Every line that contains the word "xlabel" should be copied out.

** start of Material shown **

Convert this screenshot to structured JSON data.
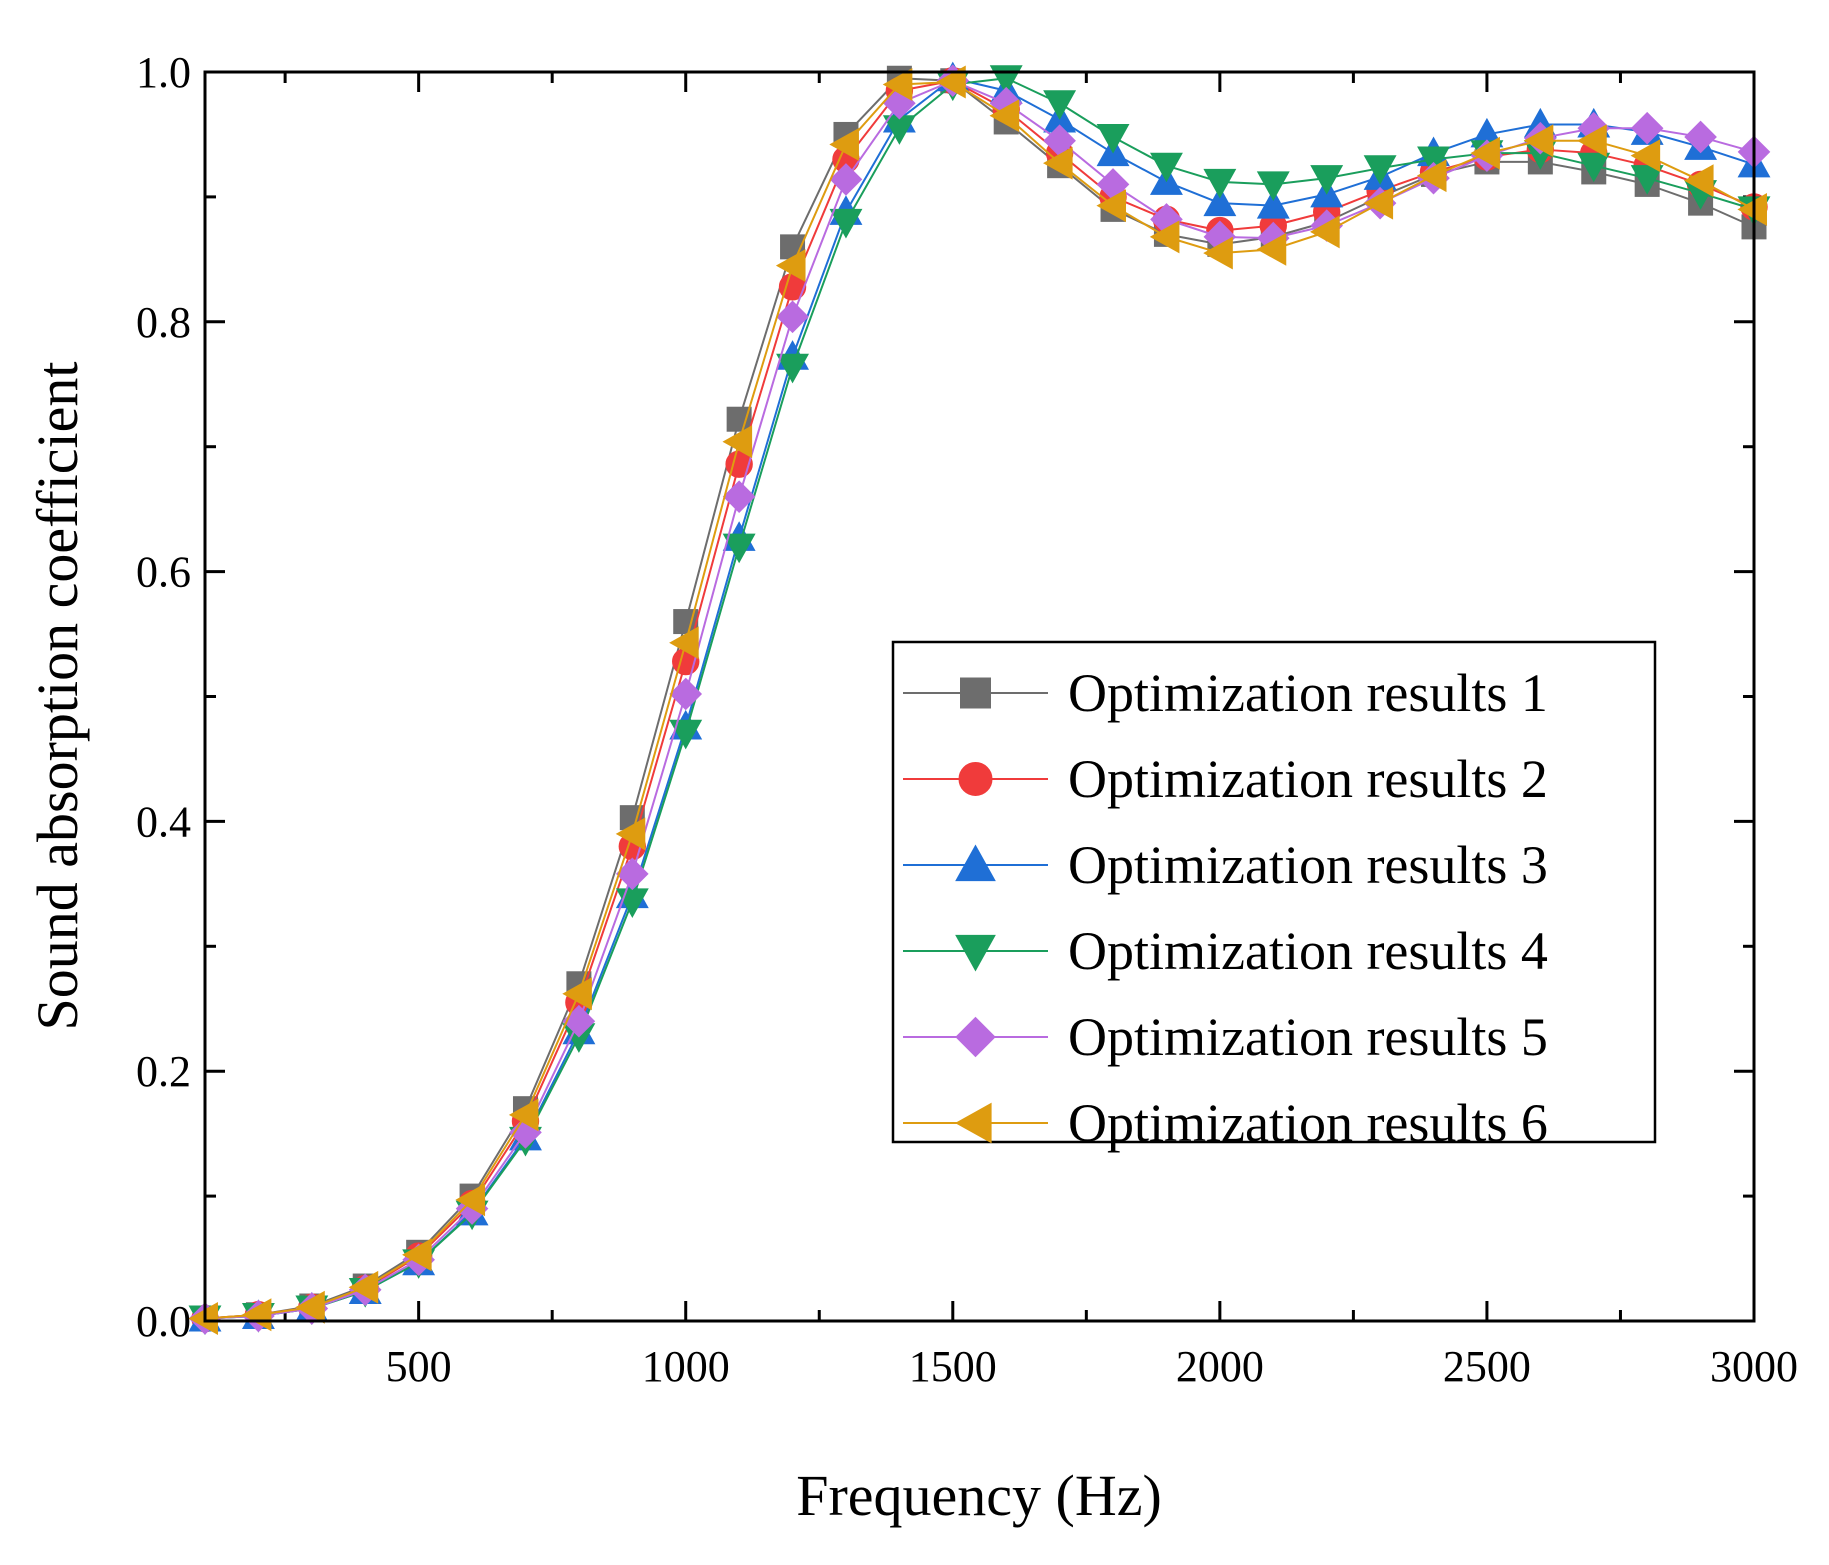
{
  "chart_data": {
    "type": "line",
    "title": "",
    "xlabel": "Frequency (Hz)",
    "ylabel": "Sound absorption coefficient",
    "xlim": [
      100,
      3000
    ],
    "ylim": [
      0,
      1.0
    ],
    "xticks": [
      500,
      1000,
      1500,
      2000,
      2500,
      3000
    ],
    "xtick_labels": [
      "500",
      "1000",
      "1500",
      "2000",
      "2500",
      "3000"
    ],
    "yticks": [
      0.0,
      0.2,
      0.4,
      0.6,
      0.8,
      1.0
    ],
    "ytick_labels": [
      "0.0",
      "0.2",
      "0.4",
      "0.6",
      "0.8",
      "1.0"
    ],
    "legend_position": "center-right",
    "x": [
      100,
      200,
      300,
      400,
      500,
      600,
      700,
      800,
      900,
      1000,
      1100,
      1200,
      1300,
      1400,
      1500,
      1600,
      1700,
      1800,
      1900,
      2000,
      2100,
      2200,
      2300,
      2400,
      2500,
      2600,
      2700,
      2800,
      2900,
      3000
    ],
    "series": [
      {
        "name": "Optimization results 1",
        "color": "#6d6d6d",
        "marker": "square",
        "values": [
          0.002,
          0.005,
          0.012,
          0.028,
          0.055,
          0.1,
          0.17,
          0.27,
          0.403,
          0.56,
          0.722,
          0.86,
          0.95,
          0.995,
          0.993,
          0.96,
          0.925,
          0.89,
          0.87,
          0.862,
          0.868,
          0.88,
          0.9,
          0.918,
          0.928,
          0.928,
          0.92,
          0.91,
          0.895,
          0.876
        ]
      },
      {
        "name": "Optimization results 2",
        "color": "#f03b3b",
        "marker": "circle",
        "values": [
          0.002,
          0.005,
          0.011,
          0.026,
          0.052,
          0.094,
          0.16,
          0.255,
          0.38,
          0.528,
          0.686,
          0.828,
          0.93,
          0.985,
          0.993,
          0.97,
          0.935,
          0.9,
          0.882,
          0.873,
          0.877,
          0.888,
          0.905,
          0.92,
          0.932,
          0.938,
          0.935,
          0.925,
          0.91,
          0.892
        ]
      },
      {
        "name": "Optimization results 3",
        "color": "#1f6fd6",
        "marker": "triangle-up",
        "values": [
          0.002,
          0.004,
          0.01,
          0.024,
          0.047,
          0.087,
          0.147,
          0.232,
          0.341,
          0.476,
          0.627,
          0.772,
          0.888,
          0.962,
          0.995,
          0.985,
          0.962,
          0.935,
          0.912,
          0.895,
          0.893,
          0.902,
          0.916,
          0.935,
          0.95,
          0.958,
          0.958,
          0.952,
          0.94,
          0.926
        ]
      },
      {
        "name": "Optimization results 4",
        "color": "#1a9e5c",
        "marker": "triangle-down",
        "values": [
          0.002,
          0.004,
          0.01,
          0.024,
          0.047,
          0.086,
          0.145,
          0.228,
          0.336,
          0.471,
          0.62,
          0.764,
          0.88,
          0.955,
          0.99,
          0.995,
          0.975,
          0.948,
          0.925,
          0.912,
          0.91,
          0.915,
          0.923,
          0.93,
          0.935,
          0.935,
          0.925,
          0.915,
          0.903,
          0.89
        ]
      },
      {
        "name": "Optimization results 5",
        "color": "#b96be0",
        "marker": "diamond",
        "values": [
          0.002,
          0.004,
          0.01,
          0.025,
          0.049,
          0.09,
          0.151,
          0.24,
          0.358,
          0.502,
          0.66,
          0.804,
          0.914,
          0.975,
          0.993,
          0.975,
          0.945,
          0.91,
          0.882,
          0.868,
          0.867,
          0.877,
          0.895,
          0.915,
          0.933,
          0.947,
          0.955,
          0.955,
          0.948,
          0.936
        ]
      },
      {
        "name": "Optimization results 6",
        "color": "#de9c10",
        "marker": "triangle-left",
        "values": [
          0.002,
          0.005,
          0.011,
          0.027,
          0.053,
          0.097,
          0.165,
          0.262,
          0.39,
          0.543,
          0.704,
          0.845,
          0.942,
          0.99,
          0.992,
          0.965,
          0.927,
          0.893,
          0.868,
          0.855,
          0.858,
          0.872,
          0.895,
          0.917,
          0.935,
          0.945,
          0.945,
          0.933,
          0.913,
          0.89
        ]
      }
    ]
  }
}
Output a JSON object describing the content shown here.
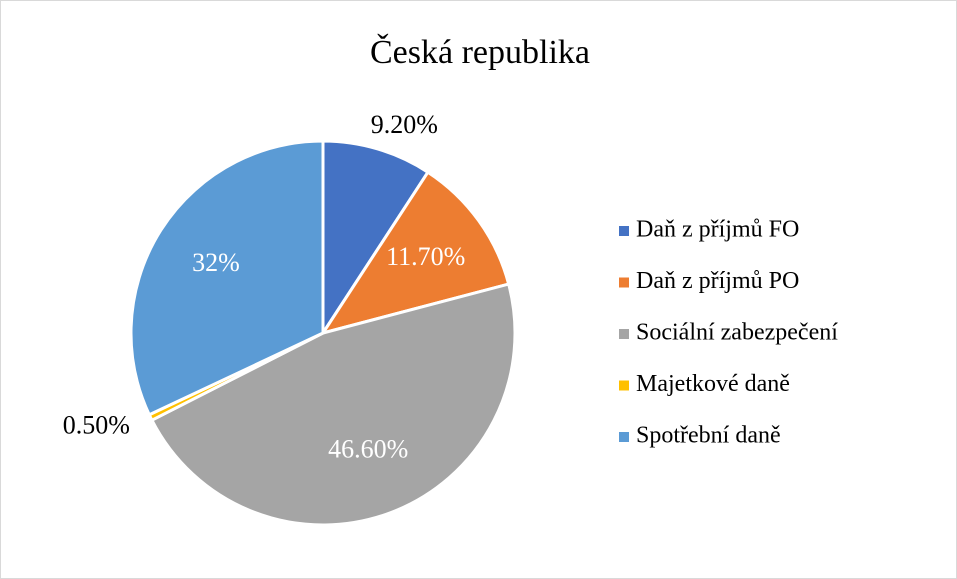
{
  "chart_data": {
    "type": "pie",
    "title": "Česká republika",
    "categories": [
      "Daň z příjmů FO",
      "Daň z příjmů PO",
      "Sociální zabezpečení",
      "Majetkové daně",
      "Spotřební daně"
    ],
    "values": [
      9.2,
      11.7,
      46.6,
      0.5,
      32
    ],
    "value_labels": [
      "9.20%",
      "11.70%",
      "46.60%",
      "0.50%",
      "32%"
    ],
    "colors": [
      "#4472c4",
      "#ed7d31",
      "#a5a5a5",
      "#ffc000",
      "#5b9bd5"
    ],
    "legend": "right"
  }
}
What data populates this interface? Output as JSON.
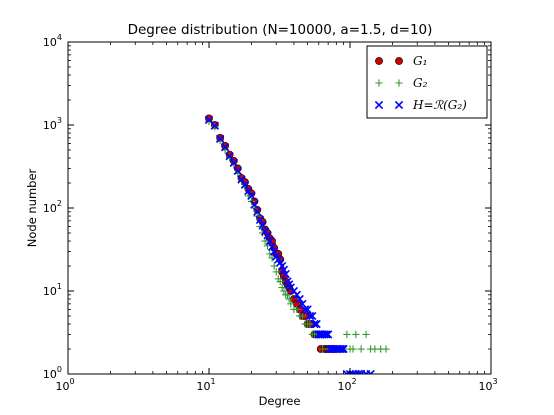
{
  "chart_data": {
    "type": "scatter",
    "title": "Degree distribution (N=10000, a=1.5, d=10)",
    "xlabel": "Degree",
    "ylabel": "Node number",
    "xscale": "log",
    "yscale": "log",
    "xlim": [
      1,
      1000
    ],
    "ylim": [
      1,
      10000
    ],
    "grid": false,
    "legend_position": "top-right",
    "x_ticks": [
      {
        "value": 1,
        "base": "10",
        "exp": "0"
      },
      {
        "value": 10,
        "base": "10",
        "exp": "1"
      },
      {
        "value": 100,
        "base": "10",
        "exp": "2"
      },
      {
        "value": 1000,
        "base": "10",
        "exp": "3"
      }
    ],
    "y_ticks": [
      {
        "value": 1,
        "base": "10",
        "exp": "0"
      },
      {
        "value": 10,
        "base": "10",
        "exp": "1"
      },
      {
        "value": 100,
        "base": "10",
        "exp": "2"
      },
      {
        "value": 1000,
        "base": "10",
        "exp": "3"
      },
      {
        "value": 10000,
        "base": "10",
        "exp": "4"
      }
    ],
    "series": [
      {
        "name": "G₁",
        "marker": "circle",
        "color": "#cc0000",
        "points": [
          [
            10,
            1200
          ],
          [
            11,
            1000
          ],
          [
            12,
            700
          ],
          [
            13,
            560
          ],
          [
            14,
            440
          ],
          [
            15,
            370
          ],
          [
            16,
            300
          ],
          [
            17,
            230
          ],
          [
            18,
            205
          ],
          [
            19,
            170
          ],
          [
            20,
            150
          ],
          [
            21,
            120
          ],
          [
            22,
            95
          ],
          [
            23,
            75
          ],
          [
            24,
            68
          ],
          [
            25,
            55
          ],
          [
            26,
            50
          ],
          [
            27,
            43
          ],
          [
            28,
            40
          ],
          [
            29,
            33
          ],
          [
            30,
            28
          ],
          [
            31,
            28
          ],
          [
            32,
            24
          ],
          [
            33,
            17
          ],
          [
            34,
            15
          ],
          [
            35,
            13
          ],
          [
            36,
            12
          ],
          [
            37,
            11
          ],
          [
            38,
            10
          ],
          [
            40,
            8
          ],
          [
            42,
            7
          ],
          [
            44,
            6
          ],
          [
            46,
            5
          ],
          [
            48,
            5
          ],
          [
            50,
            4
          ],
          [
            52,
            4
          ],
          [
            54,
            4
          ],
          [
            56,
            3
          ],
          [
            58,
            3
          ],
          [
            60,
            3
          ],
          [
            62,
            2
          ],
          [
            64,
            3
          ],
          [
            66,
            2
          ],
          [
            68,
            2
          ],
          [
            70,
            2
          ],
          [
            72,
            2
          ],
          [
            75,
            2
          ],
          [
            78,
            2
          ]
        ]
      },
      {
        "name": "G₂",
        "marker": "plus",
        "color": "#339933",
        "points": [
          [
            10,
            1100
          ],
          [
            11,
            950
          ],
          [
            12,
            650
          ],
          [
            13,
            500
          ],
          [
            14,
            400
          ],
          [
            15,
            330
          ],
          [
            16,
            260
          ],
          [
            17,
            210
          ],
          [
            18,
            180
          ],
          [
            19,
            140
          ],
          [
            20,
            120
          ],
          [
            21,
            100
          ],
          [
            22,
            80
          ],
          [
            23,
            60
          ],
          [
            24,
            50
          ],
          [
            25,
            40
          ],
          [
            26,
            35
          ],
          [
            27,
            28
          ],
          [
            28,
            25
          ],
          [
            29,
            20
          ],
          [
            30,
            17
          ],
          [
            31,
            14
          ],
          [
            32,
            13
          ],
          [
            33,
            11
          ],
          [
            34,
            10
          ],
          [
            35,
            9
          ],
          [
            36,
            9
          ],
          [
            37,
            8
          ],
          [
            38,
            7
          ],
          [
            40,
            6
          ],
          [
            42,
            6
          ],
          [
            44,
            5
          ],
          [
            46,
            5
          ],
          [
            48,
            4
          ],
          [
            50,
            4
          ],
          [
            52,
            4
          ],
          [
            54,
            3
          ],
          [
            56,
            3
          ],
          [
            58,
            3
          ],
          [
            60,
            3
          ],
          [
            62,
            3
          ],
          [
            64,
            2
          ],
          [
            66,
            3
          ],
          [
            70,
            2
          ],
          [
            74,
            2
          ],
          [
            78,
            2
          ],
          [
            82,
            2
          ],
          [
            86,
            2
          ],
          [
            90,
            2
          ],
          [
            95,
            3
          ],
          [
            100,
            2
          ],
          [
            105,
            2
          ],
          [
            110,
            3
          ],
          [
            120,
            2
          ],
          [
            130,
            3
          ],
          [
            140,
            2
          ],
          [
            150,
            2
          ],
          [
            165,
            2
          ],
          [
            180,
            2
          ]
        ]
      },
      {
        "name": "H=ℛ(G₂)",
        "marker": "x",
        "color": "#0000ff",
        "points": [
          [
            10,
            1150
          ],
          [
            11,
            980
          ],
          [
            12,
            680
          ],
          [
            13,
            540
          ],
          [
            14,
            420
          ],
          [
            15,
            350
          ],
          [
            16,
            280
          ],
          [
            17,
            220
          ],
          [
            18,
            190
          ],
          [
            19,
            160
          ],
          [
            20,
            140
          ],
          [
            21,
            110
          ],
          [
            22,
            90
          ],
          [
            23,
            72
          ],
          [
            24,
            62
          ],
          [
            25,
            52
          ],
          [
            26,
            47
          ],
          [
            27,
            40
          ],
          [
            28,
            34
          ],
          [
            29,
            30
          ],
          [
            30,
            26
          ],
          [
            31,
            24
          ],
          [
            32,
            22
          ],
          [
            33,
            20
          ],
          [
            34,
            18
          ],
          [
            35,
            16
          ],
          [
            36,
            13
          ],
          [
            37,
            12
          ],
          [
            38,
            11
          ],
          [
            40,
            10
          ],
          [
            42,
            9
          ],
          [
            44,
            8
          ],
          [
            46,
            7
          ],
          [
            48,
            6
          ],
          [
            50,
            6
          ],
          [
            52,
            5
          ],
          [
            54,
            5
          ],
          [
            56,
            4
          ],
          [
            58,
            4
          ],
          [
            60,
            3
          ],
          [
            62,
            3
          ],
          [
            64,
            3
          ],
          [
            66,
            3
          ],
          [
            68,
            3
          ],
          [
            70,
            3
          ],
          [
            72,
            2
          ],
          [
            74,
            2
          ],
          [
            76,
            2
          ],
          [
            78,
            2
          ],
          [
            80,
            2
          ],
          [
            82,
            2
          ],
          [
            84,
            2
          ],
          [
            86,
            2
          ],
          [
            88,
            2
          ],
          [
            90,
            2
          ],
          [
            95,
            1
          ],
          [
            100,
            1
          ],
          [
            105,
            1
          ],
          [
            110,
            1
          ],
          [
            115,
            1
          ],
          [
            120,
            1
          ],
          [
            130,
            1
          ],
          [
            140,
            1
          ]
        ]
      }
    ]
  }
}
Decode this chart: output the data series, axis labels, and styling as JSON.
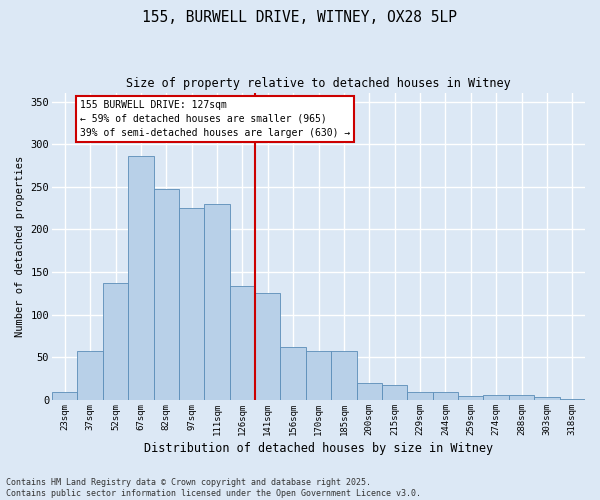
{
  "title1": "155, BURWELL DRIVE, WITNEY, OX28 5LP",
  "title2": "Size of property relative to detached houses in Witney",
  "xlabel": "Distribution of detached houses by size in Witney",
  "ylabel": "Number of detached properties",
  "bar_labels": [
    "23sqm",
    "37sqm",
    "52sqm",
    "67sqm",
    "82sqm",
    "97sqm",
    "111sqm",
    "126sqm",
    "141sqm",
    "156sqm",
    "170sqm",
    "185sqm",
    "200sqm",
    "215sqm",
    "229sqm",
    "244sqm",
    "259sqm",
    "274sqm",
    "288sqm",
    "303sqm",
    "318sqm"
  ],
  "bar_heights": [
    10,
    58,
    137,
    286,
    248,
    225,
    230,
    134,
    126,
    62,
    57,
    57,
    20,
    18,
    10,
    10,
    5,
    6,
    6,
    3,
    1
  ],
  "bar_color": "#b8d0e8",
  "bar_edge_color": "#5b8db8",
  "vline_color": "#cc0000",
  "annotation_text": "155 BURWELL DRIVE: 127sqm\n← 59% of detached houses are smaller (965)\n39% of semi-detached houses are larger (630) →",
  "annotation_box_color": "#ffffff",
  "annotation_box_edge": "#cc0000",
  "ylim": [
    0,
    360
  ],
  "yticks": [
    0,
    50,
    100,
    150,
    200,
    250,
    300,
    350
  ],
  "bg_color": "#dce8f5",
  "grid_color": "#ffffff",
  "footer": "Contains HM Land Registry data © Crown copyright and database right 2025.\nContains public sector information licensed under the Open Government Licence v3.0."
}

** end of Material shown **

- **Output of the task**
    "xlabel": "Frequency (Hz)",
    "xlabel": "Degree",
  "xlabel": "Distribution of detached houses by size in Witney",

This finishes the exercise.